* **Exercise materials**:
* BEGIN *

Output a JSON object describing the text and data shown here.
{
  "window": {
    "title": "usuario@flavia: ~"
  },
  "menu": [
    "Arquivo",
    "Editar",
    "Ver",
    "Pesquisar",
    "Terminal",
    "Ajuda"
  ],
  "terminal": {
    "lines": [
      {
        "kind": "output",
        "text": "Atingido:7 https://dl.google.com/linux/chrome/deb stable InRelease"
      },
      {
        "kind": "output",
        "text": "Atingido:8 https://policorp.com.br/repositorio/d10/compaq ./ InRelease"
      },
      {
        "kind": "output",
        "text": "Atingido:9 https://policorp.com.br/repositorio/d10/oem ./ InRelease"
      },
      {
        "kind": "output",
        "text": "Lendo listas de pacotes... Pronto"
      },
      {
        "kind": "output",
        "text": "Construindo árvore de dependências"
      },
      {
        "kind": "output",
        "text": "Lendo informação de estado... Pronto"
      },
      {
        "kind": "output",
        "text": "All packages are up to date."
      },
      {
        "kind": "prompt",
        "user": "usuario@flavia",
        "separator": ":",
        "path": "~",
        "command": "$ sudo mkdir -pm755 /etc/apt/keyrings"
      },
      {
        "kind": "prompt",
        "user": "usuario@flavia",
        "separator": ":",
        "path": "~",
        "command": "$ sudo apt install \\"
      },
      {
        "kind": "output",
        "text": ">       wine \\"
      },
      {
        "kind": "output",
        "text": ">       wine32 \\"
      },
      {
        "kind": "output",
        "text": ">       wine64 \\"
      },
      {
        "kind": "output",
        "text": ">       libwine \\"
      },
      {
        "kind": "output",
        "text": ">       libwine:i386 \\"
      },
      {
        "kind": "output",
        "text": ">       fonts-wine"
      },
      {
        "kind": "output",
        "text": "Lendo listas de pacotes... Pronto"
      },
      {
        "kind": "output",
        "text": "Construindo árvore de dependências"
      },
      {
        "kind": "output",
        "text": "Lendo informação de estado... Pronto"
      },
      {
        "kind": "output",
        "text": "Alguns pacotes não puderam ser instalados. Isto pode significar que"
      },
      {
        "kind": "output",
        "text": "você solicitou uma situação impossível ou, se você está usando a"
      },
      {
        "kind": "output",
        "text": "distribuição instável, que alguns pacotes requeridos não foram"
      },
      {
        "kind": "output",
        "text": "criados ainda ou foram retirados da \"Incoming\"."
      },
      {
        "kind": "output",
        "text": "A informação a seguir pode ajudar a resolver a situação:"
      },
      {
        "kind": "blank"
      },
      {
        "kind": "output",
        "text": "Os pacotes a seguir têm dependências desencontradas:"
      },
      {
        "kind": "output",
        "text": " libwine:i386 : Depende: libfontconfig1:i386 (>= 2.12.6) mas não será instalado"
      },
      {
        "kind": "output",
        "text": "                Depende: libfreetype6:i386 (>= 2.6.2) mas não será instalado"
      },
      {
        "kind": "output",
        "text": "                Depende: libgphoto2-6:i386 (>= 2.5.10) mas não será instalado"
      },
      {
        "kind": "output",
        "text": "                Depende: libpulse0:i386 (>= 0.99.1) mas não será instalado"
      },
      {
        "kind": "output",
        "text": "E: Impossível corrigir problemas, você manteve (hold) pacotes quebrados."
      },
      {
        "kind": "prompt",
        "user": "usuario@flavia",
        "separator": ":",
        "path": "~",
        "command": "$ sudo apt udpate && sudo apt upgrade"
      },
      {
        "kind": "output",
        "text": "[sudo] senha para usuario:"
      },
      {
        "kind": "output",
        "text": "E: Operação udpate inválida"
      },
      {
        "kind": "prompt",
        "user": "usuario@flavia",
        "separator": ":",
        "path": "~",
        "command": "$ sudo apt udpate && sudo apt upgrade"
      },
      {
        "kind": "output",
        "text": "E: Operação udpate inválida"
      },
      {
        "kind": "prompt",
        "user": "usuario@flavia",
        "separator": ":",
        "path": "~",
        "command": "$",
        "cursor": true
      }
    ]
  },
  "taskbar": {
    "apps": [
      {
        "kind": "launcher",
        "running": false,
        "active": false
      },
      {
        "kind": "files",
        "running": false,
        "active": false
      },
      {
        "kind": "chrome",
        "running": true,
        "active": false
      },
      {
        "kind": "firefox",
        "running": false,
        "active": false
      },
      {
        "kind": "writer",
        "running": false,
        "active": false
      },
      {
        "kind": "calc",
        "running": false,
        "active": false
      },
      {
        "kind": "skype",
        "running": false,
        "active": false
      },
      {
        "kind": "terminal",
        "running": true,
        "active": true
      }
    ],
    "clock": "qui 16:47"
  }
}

* END *

* **Work required**: Retype every record above exactly as written.

* **Result of the task**:
Output a JSON object describing the text and data shown here.
{
  "window": {
    "title": "usuario@flavia: ~"
  },
  "menu": [
    "Arquivo",
    "Editar",
    "Ver",
    "Pesquisar",
    "Terminal",
    "Ajuda"
  ],
  "terminal": {
    "lines": [
      {
        "kind": "output",
        "text": "Atingido:7 https://dl.google.com/linux/chrome/deb stable InRelease"
      },
      {
        "kind": "output",
        "text": "Atingido:8 https://policorp.com.br/repositorio/d10/compaq ./ InRelease"
      },
      {
        "kind": "output",
        "text": "Atingido:9 https://policorp.com.br/repositorio/d10/oem ./ InRelease"
      },
      {
        "kind": "output",
        "text": "Lendo listas de pacotes... Pronto"
      },
      {
        "kind": "output",
        "text": "Construindo árvore de dependências"
      },
      {
        "kind": "output",
        "text": "Lendo informação de estado... Pronto"
      },
      {
        "kind": "output",
        "text": "All packages are up to date."
      },
      {
        "kind": "prompt",
        "user": "usuario@flavia",
        "separator": ":",
        "path": "~",
        "command": "$ sudo mkdir -pm755 /etc/apt/keyrings"
      },
      {
        "kind": "prompt",
        "user": "usuario@flavia",
        "separator": ":",
        "path": "~",
        "command": "$ sudo apt install \\"
      },
      {
        "kind": "output",
        "text": ">       wine \\"
      },
      {
        "kind": "output",
        "text": ">       wine32 \\"
      },
      {
        "kind": "output",
        "text": ">       wine64 \\"
      },
      {
        "kind": "output",
        "text": ">       libwine \\"
      },
      {
        "kind": "output",
        "text": ">       libwine:i386 \\"
      },
      {
        "kind": "output",
        "text": ">       fonts-wine"
      },
      {
        "kind": "output",
        "text": "Lendo listas de pacotes... Pronto"
      },
      {
        "kind": "output",
        "text": "Construindo árvore de dependências"
      },
      {
        "kind": "output",
        "text": "Lendo informação de estado... Pronto"
      },
      {
        "kind": "output",
        "text": "Alguns pacotes não puderam ser instalados. Isto pode significar que"
      },
      {
        "kind": "output",
        "text": "você solicitou uma situação impossível ou, se você está usando a"
      },
      {
        "kind": "output",
        "text": "distribuição instável, que alguns pacotes requeridos não foram"
      },
      {
        "kind": "output",
        "text": "criados ainda ou foram retirados da \"Incoming\"."
      },
      {
        "kind": "output",
        "text": "A informação a seguir pode ajudar a resolver a situação:"
      },
      {
        "kind": "blank"
      },
      {
        "kind": "output",
        "text": "Os pacotes a seguir têm dependências desencontradas:"
      },
      {
        "kind": "output",
        "text": " libwine:i386 : Depende: libfontconfig1:i386 (>= 2.12.6) mas não será instalado"
      },
      {
        "kind": "output",
        "text": "                Depende: libfreetype6:i386 (>= 2.6.2) mas não será instalado"
      },
      {
        "kind": "output",
        "text": "                Depende: libgphoto2-6:i386 (>= 2.5.10) mas não será instalado"
      },
      {
        "kind": "output",
        "text": "                Depende: libpulse0:i386 (>= 0.99.1) mas não será instalado"
      },
      {
        "kind": "output",
        "text": "E: Impossível corrigir problemas, você manteve (hold) pacotes quebrados."
      },
      {
        "kind": "prompt",
        "user": "usuario@flavia",
        "separator": ":",
        "path": "~",
        "command": "$ sudo apt udpate && sudo apt upgrade"
      },
      {
        "kind": "output",
        "text": "[sudo] senha para usuario:"
      },
      {
        "kind": "output",
        "text": "E: Operação udpate inválida"
      },
      {
        "kind": "prompt",
        "user": "usuario@flavia",
        "separator": ":",
        "path": "~",
        "command": "$ sudo apt udpate && sudo apt upgrade"
      },
      {
        "kind": "output",
        "text": "E: Operação udpate inválida"
      },
      {
        "kind": "prompt",
        "user": "usuario@flavia",
        "separator": ":",
        "path": "~",
        "command": "$",
        "cursor": true
      }
    ]
  },
  "taskbar": {
    "apps": [
      {
        "kind": "launcher",
        "running": false,
        "active": false
      },
      {
        "kind": "files",
        "running": false,
        "active": false
      },
      {
        "kind": "chrome",
        "running": true,
        "active": false
      },
      {
        "kind": "firefox",
        "running": false,
        "active": false
      },
      {
        "kind": "writer",
        "running": false,
        "active": false
      },
      {
        "kind": "calc",
        "running": false,
        "active": false
      },
      {
        "kind": "skype",
        "running": false,
        "active": false
      },
      {
        "kind": "terminal",
        "running": true,
        "active": true
      }
    ],
    "clock": "qui 16:47"
  }
}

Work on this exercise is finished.